**Problem to work on**. Edit the rows starting at the line that has "carousel-controls [312, 248, 402, 268]" and stopping after the line that has "carousel-dot-1[interactable] [338, 254, 346, 262]": swap "chevron" for "arrow" and keep everything else the same.

[Image layout annotations]
++++++++++++++++++++
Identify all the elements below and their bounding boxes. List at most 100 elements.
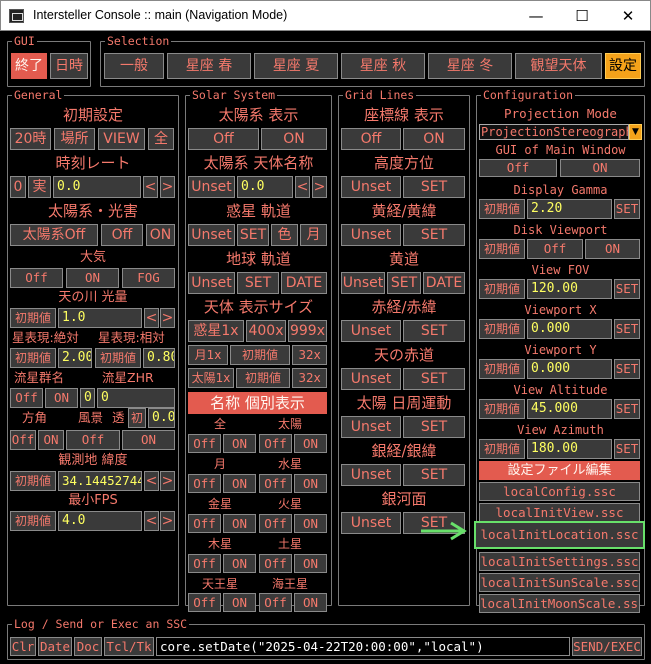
datetime-button[interactable]: 日時 [50,53,88,79]
tab-general[interactable]: 一般 [104,53,164,79]
venus-off-button[interactable]: Off [188,514,221,533]
earth-orbit-unset-button[interactable]: Unset [188,272,235,294]
time-rate-input[interactable]: 0.0 [53,176,141,198]
tab-spring[interactable]: 星座 春 [167,53,251,79]
disk-on-button[interactable]: ON [585,239,640,259]
init-20-button[interactable]: 20時 [10,128,51,150]
command-input[interactable]: core.setDate("2025-04-22T20:00:00","loca… [156,637,570,656]
star-abs-init-button[interactable]: 初期値 [10,348,56,368]
altitude-init-button[interactable]: 初期値 [479,399,525,419]
all-off-button[interactable]: Off [188,434,221,453]
gamma-set-button[interactable]: SET [614,199,640,219]
log-doc-button[interactable]: Doc [74,637,102,656]
tab-observation[interactable]: 観望天体 [515,53,602,79]
minfps-dec-button[interactable]: < [144,511,159,531]
time-rate-dec-button[interactable]: < [143,176,158,198]
milkyway-inc-button[interactable]: > [160,308,175,328]
meteor-off-button[interactable]: Off [10,388,43,408]
sun-daily-set-button[interactable]: SET [403,416,465,438]
local-init-sunscale-button[interactable]: localInitSunScale.ssc [479,573,640,592]
moon-1x-button[interactable]: 月1x [188,345,228,365]
fov-init-button[interactable]: 初期値 [479,279,525,299]
meteor-zhr-input[interactable]: 0 [97,388,175,408]
saturn-off-button[interactable]: Off [259,554,292,573]
viewport-y-input[interactable]: 0.000 [527,359,612,379]
moon-off-button[interactable]: Off [188,474,221,493]
orbit-unset-button[interactable]: Unset [188,224,235,246]
azimuth-set-button[interactable]: SET [614,439,640,459]
log-clear-button[interactable]: Clr [10,637,36,656]
init-location-button[interactable]: 場所 [54,128,95,150]
local-init-location-button[interactable]: localInitLocation.ssc [474,521,645,549]
latitude-inc-button[interactable]: > [160,471,175,491]
latitude-input[interactable]: 34.14452744 [58,471,142,491]
local-init-view-button[interactable]: localInitView.ssc [479,503,640,522]
viewport-x-input[interactable]: 0.000 [527,319,612,339]
neptune-on-button[interactable]: ON [294,593,327,612]
sun-daily-unset-button[interactable]: Unset [341,416,401,438]
ecliptic-unset-button[interactable]: Unset [341,272,385,294]
grid-on-button[interactable]: ON [403,128,465,150]
tab-autumn[interactable]: 星座 秋 [341,53,425,79]
fov-set-button[interactable]: SET [614,279,640,299]
orbit-color-button[interactable]: 色 [271,224,298,246]
edit-config-button[interactable]: 設定ファイル編集 [479,461,640,480]
lightpollution-off-button[interactable]: Off [101,224,143,246]
tab-summer[interactable]: 星座 夏 [254,53,338,79]
orbit-set-button[interactable]: SET [237,224,269,246]
latitude-init-button[interactable]: 初期値 [10,471,56,491]
earth-orbit-set-button[interactable]: SET [237,272,279,294]
name-individual-button[interactable]: 名称 個別表示 [188,392,327,414]
planet-999x-button[interactable]: 999x [288,320,327,342]
chevron-down-icon[interactable]: ▼ [629,124,642,140]
galactic-grid-set-button[interactable]: SET [403,464,465,486]
equatorial-unset-button[interactable]: Unset [341,320,401,342]
moon-init-button[interactable]: 初期値 [230,345,290,365]
viewport-y-set-button[interactable]: SET [614,359,640,379]
projection-select[interactable]: ProjectionStereograph [479,124,629,140]
milkyway-input[interactable]: 1.0 [58,308,142,328]
moon-on-button[interactable]: ON [223,474,256,493]
disk-init-button[interactable]: 初期値 [479,239,525,259]
atmosphere-on-button[interactable]: ON [66,268,119,288]
sun-init-button[interactable]: 初期値 [236,368,290,388]
jupiter-on-button[interactable]: ON [223,554,256,573]
mars-on-button[interactable]: ON [294,514,327,533]
solar-names-inc-button[interactable]: > [312,176,327,198]
local-config-button[interactable]: localConfig.ssc [479,482,640,501]
transparency-init-button[interactable]: 初 [128,408,146,428]
sun-on-button[interactable]: ON [294,434,327,453]
local-init-settings-button[interactable]: localInitSettings.ssc [479,552,640,571]
fov-input[interactable]: 120.00 [527,279,612,299]
gamma-init-button[interactable]: 初期値 [479,199,525,219]
solar-names-dec-button[interactable]: < [295,176,310,198]
gui-main-off-button[interactable]: Off [479,159,557,177]
solar-names-input[interactable]: 0.0 [237,176,293,198]
minfps-init-button[interactable]: 初期値 [10,511,56,531]
star-rel-init-button[interactable]: 初期値 [95,348,141,368]
latitude-dec-button[interactable]: < [144,471,159,491]
log-date-button[interactable]: Date [38,637,72,656]
moon-32x-button[interactable]: 32x [292,345,327,365]
jupiter-off-button[interactable]: Off [188,554,221,573]
orbit-moon-button[interactable]: 月 [300,224,327,246]
viewport-x-set-button[interactable]: SET [614,319,640,339]
celestial-equator-set-button[interactable]: SET [403,368,465,390]
mercury-off-button[interactable]: Off [259,474,292,493]
maximize-button[interactable]: ☐ [559,1,605,31]
atmosphere-fog-button[interactable]: FOG [122,268,175,288]
altaz-unset-button[interactable]: Unset [341,176,401,198]
log-tcltk-button[interactable]: Tcl/Tk [104,637,154,656]
star-abs-input[interactable]: 2.00 [58,348,92,368]
solar-off-button[interactable]: 太陽系Off [10,224,98,246]
minfps-inc-button[interactable]: > [160,511,175,531]
transparency-input[interactable]: 0.0 [148,408,175,428]
mercury-on-button[interactable]: ON [294,474,327,493]
atmosphere-off-button[interactable]: Off [10,268,63,288]
azimuth-input[interactable]: 180.00 [527,439,612,459]
gui-main-on-button[interactable]: ON [560,159,640,177]
mars-off-button[interactable]: Off [259,514,292,533]
lightpollution-on-button[interactable]: ON [146,224,175,246]
planet-1x-button[interactable]: 惑星1x [188,320,244,342]
neptune-off-button[interactable]: Off [259,593,292,612]
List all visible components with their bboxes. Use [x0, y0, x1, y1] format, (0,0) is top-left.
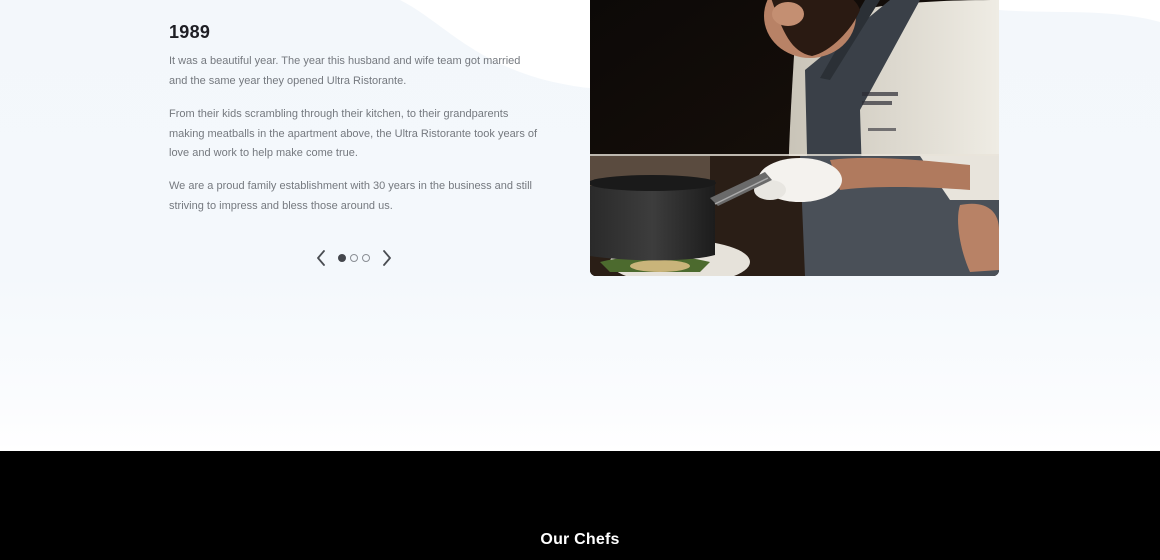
carousel-controls [312, 248, 402, 268]
story-paragraph: We are a proud family establishment with… [169, 180, 532, 212]
carousel-dots [338, 254, 370, 262]
carousel-dot-2[interactable] [350, 254, 358, 262]
chef-cooking-photo [590, 0, 999, 276]
carousel-dot-3[interactable] [362, 254, 370, 262]
story-paragraph: From their kids scrambling through their… [169, 108, 538, 159]
chefs-section: Our Chefs [0, 451, 1160, 560]
chevron-right-icon[interactable] [378, 248, 396, 268]
story-paragraph: It was a beautiful year. The year this h… [169, 55, 521, 87]
history-section: 1989 It was a beautiful year. The year t… [0, 0, 1160, 451]
chevron-left-icon[interactable] [312, 248, 330, 268]
carousel-dot-1[interactable] [338, 254, 346, 262]
section-title: Our Chefs [540, 531, 620, 548]
year-heading: 1989 [169, 22, 211, 42]
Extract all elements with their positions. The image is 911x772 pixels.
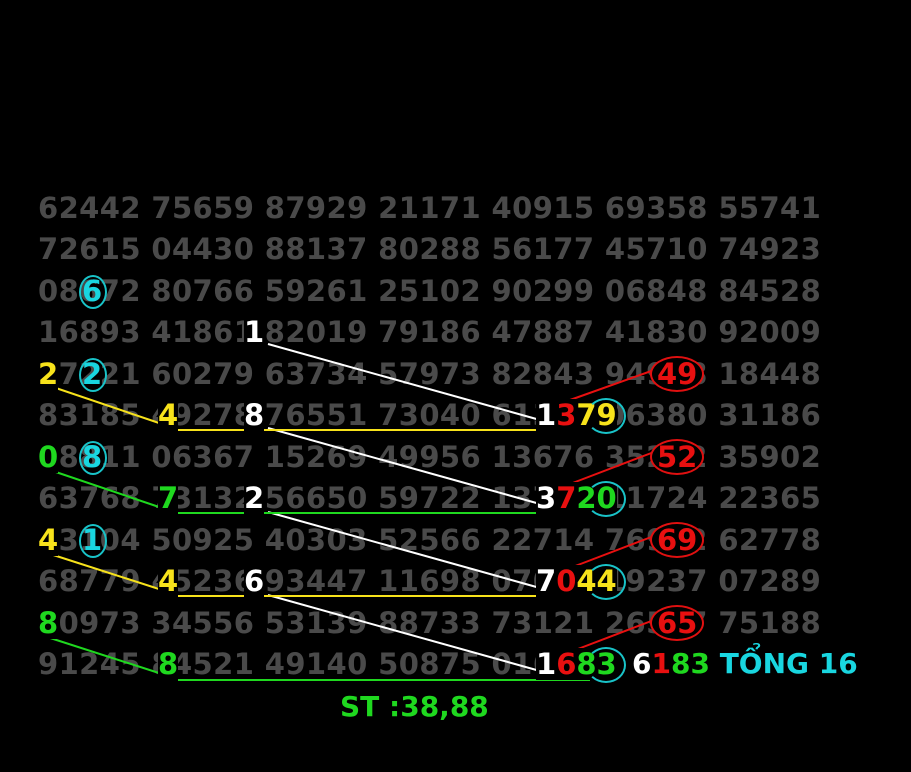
white-digit-3: 2 xyxy=(244,481,265,515)
white-line-4 xyxy=(267,594,541,672)
cyan-arc-icon-4 xyxy=(586,647,626,683)
result-1-red: 3 xyxy=(556,398,577,432)
white-line-1 xyxy=(267,343,541,421)
result-4-red: 6 xyxy=(556,647,577,681)
cyan-arc-icon-3 xyxy=(586,564,626,600)
result-2-red: 7 xyxy=(556,481,577,515)
summary-digit-1: 6 xyxy=(632,647,652,680)
white-digit-1: 1 xyxy=(244,315,265,349)
total-summary: 6183 TỔNG 16 xyxy=(632,648,858,680)
green-digit-2: 7 xyxy=(158,481,179,515)
red-line-1 xyxy=(569,369,655,401)
green-digit-4: 8 xyxy=(158,647,179,681)
white-line-3 xyxy=(267,511,541,589)
result-2-white: 3 xyxy=(536,481,557,515)
footer-st: ST :38,88 xyxy=(340,690,489,723)
green-line-2a xyxy=(43,635,163,675)
red-pair-2: 52 xyxy=(657,440,698,474)
green-digit-3: 8 xyxy=(38,606,59,640)
red-pair-3: 69 xyxy=(657,523,698,557)
yellow-digit-2: 4 xyxy=(158,398,179,432)
white-digit-4: 6 xyxy=(244,564,265,598)
cyan-arc-icon-2 xyxy=(586,481,626,517)
summary-digit-3: 83 xyxy=(670,647,710,680)
lottery-board: 62442 75659 87929 21171 40915 69358 5574… xyxy=(0,0,911,772)
yellow-line-2a xyxy=(43,551,163,591)
green-line-1a xyxy=(43,467,163,509)
yellow-digit-3: 4 xyxy=(38,523,59,557)
red-pair-1: 49 xyxy=(657,357,698,391)
cyan-digit-1: 6 xyxy=(82,274,103,308)
cyan-digit-4: 1 xyxy=(82,523,103,557)
result-4-white: 1 xyxy=(536,647,557,681)
red-line-2 xyxy=(569,451,655,485)
result-3-red: 0 xyxy=(556,564,577,598)
yellow-digit-4: 4 xyxy=(158,564,179,598)
result-3-white: 7 xyxy=(536,564,557,598)
white-line-2 xyxy=(267,427,541,505)
yellow-line-1a xyxy=(43,383,163,425)
green-digit-1: 0 xyxy=(38,440,59,474)
cyan-digit-3: 8 xyxy=(82,440,103,474)
summary-label: TỔNG 16 xyxy=(719,647,858,680)
cyan-arc-icon-1 xyxy=(586,398,626,434)
yellow-digit-1: 2 xyxy=(38,357,59,391)
red-pair-4: 65 xyxy=(657,606,698,640)
summary-digit-2: 1 xyxy=(651,647,671,680)
white-digit-2: 8 xyxy=(244,398,265,432)
cyan-digit-2: 2 xyxy=(82,357,103,391)
result-1-white: 1 xyxy=(536,398,557,432)
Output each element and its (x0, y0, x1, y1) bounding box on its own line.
++++++++++++++++++++
**Solution to the problem**.
carousel-controls [312, 248, 402, 268]
story-paragraph: We are a proud family establishment with… [169, 180, 532, 212]
carousel-dots [338, 254, 370, 262]
carousel-dot-2[interactable] [350, 254, 358, 262]
chef-cooking-photo [590, 0, 999, 276]
carousel-dot-3[interactable] [362, 254, 370, 262]
story-paragraph: From their kids scrambling through their… [169, 108, 538, 159]
chefs-section: Our Chefs [0, 451, 1160, 560]
arrow-right-icon[interactable] [378, 248, 396, 268]
story-paragraph: It was a beautiful year. The year this h… [169, 55, 521, 87]
history-section: 1989 It was a beautiful year. The year t… [0, 0, 1160, 451]
arrow-left-icon[interactable] [312, 248, 330, 268]
carousel-dot-1[interactable] [338, 254, 346, 262]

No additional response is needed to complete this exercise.